Your objective » Give the number of lines in the data that hold the word "Output", and nothing else.

__________________________________________________

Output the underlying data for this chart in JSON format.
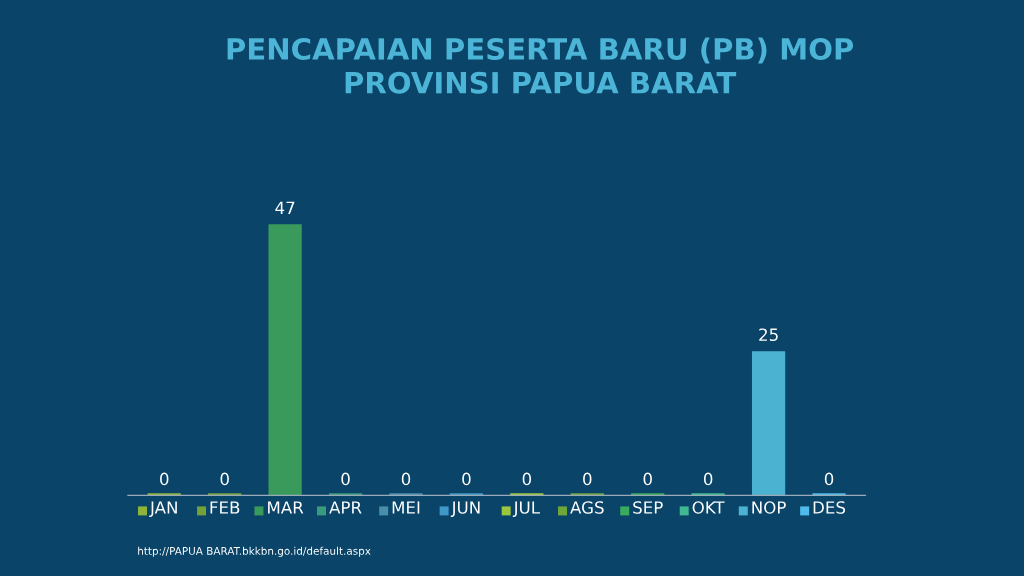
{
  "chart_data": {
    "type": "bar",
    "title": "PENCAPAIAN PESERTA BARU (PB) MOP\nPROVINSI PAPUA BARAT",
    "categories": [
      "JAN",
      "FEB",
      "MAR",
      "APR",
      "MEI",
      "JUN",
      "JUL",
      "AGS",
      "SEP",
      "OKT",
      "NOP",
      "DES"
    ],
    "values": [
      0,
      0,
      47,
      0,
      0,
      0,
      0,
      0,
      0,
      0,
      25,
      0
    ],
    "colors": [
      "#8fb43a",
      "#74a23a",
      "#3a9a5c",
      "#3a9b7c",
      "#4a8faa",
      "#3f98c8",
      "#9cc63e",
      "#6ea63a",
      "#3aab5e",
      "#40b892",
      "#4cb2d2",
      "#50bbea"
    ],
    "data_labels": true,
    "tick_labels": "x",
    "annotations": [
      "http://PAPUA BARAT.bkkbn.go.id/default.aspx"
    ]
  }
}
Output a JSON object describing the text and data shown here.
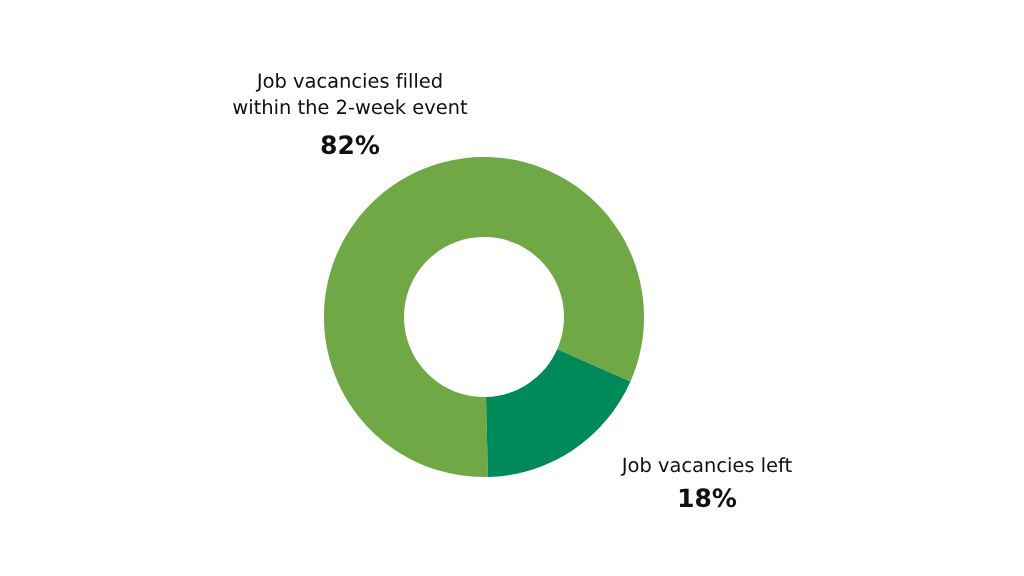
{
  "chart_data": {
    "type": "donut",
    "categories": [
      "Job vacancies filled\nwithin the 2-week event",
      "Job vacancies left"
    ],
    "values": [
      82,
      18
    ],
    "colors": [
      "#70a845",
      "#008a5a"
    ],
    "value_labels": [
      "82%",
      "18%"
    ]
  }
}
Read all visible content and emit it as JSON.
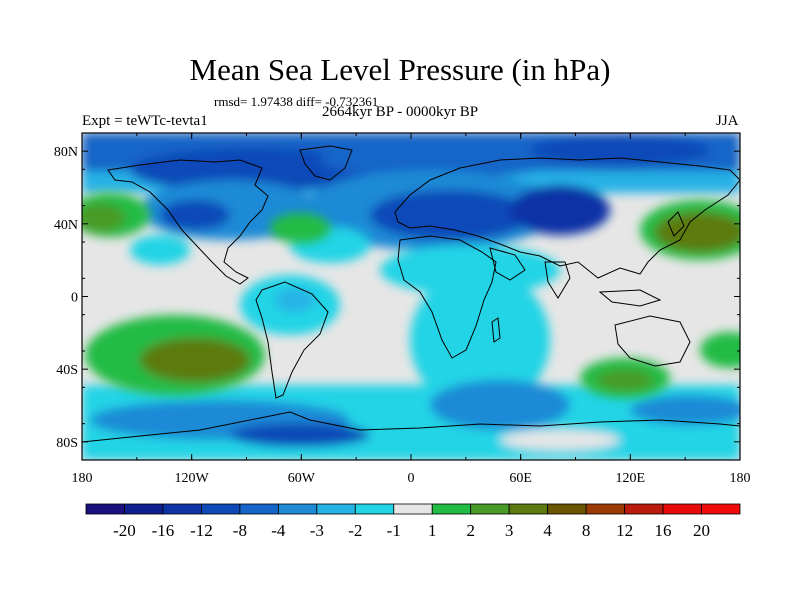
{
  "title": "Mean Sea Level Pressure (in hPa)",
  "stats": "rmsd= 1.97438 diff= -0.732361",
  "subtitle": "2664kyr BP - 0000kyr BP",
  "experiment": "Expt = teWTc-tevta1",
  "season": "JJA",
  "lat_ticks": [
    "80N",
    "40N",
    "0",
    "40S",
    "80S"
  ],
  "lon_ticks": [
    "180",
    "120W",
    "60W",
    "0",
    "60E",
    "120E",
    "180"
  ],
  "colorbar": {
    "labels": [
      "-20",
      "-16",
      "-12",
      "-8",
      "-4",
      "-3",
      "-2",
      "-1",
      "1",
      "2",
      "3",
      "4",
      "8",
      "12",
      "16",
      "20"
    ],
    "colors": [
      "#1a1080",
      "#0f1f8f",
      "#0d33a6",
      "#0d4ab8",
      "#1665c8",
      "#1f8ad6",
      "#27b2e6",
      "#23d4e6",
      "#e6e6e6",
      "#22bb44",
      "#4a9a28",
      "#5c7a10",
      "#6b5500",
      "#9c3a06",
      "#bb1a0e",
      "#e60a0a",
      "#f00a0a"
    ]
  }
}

__________________________________________________

Reply to the exercise » 2